Stored items from a collection
'''

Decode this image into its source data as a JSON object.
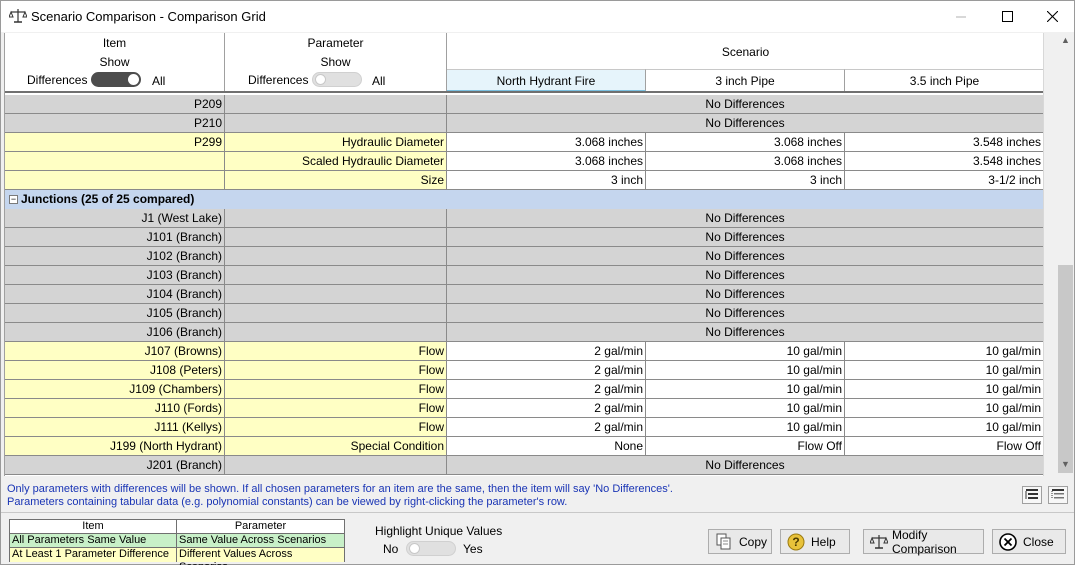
{
  "window": {
    "title": "Scenario Comparison - Comparison Grid",
    "icons": {
      "app": "scales-icon",
      "minimize": "minimize-icon",
      "maximize": "maximize-icon",
      "close": "close-icon"
    }
  },
  "header": {
    "item": {
      "label": "Item",
      "show_label": "Show",
      "left_label": "Differences",
      "right_label": "All",
      "toggle_state": "on"
    },
    "parameter": {
      "label": "Parameter",
      "show_label": "Show",
      "left_label": "Differences",
      "right_label": "All",
      "toggle_state": "off"
    },
    "scenario": {
      "label": "Scenario",
      "columns": [
        "North Hydrant Fire",
        "3 inch Pipe",
        "3.5 inch Pipe"
      ],
      "selected_column": 0
    }
  },
  "rows": [
    {
      "type": "nodiff",
      "item": "P209",
      "text": "No Differences"
    },
    {
      "type": "nodiff",
      "item": "P210",
      "text": "No Differences"
    },
    {
      "type": "diff",
      "item": "P299",
      "param": "Hydraulic Diameter",
      "values": [
        "3.068 inches",
        "3.068 inches",
        "3.548 inches"
      ]
    },
    {
      "type": "diff",
      "item": "",
      "param": "Scaled Hydraulic Diameter",
      "values": [
        "3.068 inches",
        "3.068 inches",
        "3.548 inches"
      ]
    },
    {
      "type": "diff",
      "item": "",
      "param": "Size",
      "values": [
        "3 inch",
        "3 inch",
        "3-1/2 inch"
      ]
    },
    {
      "type": "group",
      "label": "Junctions (25 of 25 compared)",
      "collapse_symbol": "−"
    },
    {
      "type": "nodiff",
      "item": "J1 (West Lake)",
      "text": "No Differences"
    },
    {
      "type": "nodiff",
      "item": "J101 (Branch)",
      "text": "No Differences"
    },
    {
      "type": "nodiff",
      "item": "J102 (Branch)",
      "text": "No Differences"
    },
    {
      "type": "nodiff",
      "item": "J103 (Branch)",
      "text": "No Differences"
    },
    {
      "type": "nodiff",
      "item": "J104 (Branch)",
      "text": "No Differences"
    },
    {
      "type": "nodiff",
      "item": "J105 (Branch)",
      "text": "No Differences"
    },
    {
      "type": "nodiff",
      "item": "J106 (Branch)",
      "text": "No Differences"
    },
    {
      "type": "diff",
      "item": "J107 (Browns)",
      "param": "Flow",
      "values": [
        "2 gal/min",
        "10 gal/min",
        "10 gal/min"
      ]
    },
    {
      "type": "diff",
      "item": "J108 (Peters)",
      "param": "Flow",
      "values": [
        "2 gal/min",
        "10 gal/min",
        "10 gal/min"
      ]
    },
    {
      "type": "diff",
      "item": "J109 (Chambers)",
      "param": "Flow",
      "values": [
        "2 gal/min",
        "10 gal/min",
        "10 gal/min"
      ]
    },
    {
      "type": "diff",
      "item": "J110 (Fords)",
      "param": "Flow",
      "values": [
        "2 gal/min",
        "10 gal/min",
        "10 gal/min"
      ]
    },
    {
      "type": "diff",
      "item": "J111 (Kellys)",
      "param": "Flow",
      "values": [
        "2 gal/min",
        "10 gal/min",
        "10 gal/min"
      ]
    },
    {
      "type": "diff",
      "item": "J199 (North Hydrant)",
      "param": "Special Condition",
      "values": [
        "None",
        "Flow Off",
        "Flow Off"
      ]
    },
    {
      "type": "nodiff",
      "item": "J201 (Branch)",
      "text": "No Differences"
    }
  ],
  "info": {
    "line1": "Only parameters with differences will be shown. If all chosen parameters for an item are the same, then the item will say 'No Differences'.",
    "line2": "Parameters containing tabular data (e.g. polynomial constants) can be viewed by right-clicking the parameter's row."
  },
  "legend": {
    "item_header": "Item",
    "parameter_header": "Parameter",
    "item_same": "All Parameters Same Value",
    "item_diff": "At Least 1 Parameter Difference",
    "param_same": "Same Value Across Scenarios",
    "param_diff": "Different Values Across Scenarios",
    "colors": {
      "same": "#c8f0c8",
      "diff": "#ffffc4"
    }
  },
  "highlight": {
    "label": "Highlight Unique Values",
    "no": "No",
    "yes": "Yes",
    "state": "off"
  },
  "buttons": {
    "copy": "Copy",
    "help": "Help",
    "modify": "Modify Comparison",
    "close": "Close"
  },
  "colors": {
    "nodiff_bg": "#d4d4d4",
    "diff_bg": "#ffffc4",
    "group_bg": "#c5d6ee",
    "selected_header": "#e6f4fb"
  }
}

'''

EXERCISE DESCRIPTION »
Strip out the pictures and quote the remaining data word for word.

EXERCISE RESULT »
Decode this image into its source data as a JSON object.
{
  "window": {
    "title": "Scenario Comparison - Comparison Grid",
    "icons": {
      "app": "scales-icon",
      "minimize": "minimize-icon",
      "maximize": "maximize-icon",
      "close": "close-icon"
    }
  },
  "header": {
    "item": {
      "label": "Item",
      "show_label": "Show",
      "left_label": "Differences",
      "right_label": "All",
      "toggle_state": "on"
    },
    "parameter": {
      "label": "Parameter",
      "show_label": "Show",
      "left_label": "Differences",
      "right_label": "All",
      "toggle_state": "off"
    },
    "scenario": {
      "label": "Scenario",
      "columns": [
        "North Hydrant Fire",
        "3 inch Pipe",
        "3.5 inch Pipe"
      ],
      "selected_column": 0
    }
  },
  "rows": [
    {
      "type": "nodiff",
      "item": "P209",
      "text": "No Differences"
    },
    {
      "type": "nodiff",
      "item": "P210",
      "text": "No Differences"
    },
    {
      "type": "diff",
      "item": "P299",
      "param": "Hydraulic Diameter",
      "values": [
        "3.068 inches",
        "3.068 inches",
        "3.548 inches"
      ]
    },
    {
      "type": "diff",
      "item": "",
      "param": "Scaled Hydraulic Diameter",
      "values": [
        "3.068 inches",
        "3.068 inches",
        "3.548 inches"
      ]
    },
    {
      "type": "diff",
      "item": "",
      "param": "Size",
      "values": [
        "3 inch",
        "3 inch",
        "3-1/2 inch"
      ]
    },
    {
      "type": "group",
      "label": "Junctions (25 of 25 compared)",
      "collapse_symbol": "−"
    },
    {
      "type": "nodiff",
      "item": "J1 (West Lake)",
      "text": "No Differences"
    },
    {
      "type": "nodiff",
      "item": "J101 (Branch)",
      "text": "No Differences"
    },
    {
      "type": "nodiff",
      "item": "J102 (Branch)",
      "text": "No Differences"
    },
    {
      "type": "nodiff",
      "item": "J103 (Branch)",
      "text": "No Differences"
    },
    {
      "type": "nodiff",
      "item": "J104 (Branch)",
      "text": "No Differences"
    },
    {
      "type": "nodiff",
      "item": "J105 (Branch)",
      "text": "No Differences"
    },
    {
      "type": "nodiff",
      "item": "J106 (Branch)",
      "text": "No Differences"
    },
    {
      "type": "diff",
      "item": "J107 (Browns)",
      "param": "Flow",
      "values": [
        "2 gal/min",
        "10 gal/min",
        "10 gal/min"
      ]
    },
    {
      "type": "diff",
      "item": "J108 (Peters)",
      "param": "Flow",
      "values": [
        "2 gal/min",
        "10 gal/min",
        "10 gal/min"
      ]
    },
    {
      "type": "diff",
      "item": "J109 (Chambers)",
      "param": "Flow",
      "values": [
        "2 gal/min",
        "10 gal/min",
        "10 gal/min"
      ]
    },
    {
      "type": "diff",
      "item": "J110 (Fords)",
      "param": "Flow",
      "values": [
        "2 gal/min",
        "10 gal/min",
        "10 gal/min"
      ]
    },
    {
      "type": "diff",
      "item": "J111 (Kellys)",
      "param": "Flow",
      "values": [
        "2 gal/min",
        "10 gal/min",
        "10 gal/min"
      ]
    },
    {
      "type": "diff",
      "item": "J199 (North Hydrant)",
      "param": "Special Condition",
      "values": [
        "None",
        "Flow Off",
        "Flow Off"
      ]
    },
    {
      "type": "nodiff",
      "item": "J201 (Branch)",
      "text": "No Differences"
    }
  ],
  "info": {
    "line1": "Only parameters with differences will be shown. If all chosen parameters for an item are the same, then the item will say 'No Differences'.",
    "line2": "Parameters containing tabular data (e.g. polynomial constants) can be viewed by right-clicking the parameter's row."
  },
  "legend": {
    "item_header": "Item",
    "parameter_header": "Parameter",
    "item_same": "All Parameters Same Value",
    "item_diff": "At Least 1 Parameter Difference",
    "param_same": "Same Value Across Scenarios",
    "param_diff": "Different Values Across Scenarios",
    "colors": {
      "same": "#c8f0c8",
      "diff": "#ffffc4"
    }
  },
  "highlight": {
    "label": "Highlight Unique Values",
    "no": "No",
    "yes": "Yes",
    "state": "off"
  },
  "buttons": {
    "copy": "Copy",
    "help": "Help",
    "modify": "Modify Comparison",
    "close": "Close"
  },
  "colors": {
    "nodiff_bg": "#d4d4d4",
    "diff_bg": "#ffffc4",
    "group_bg": "#c5d6ee",
    "selected_header": "#e6f4fb"
  }
}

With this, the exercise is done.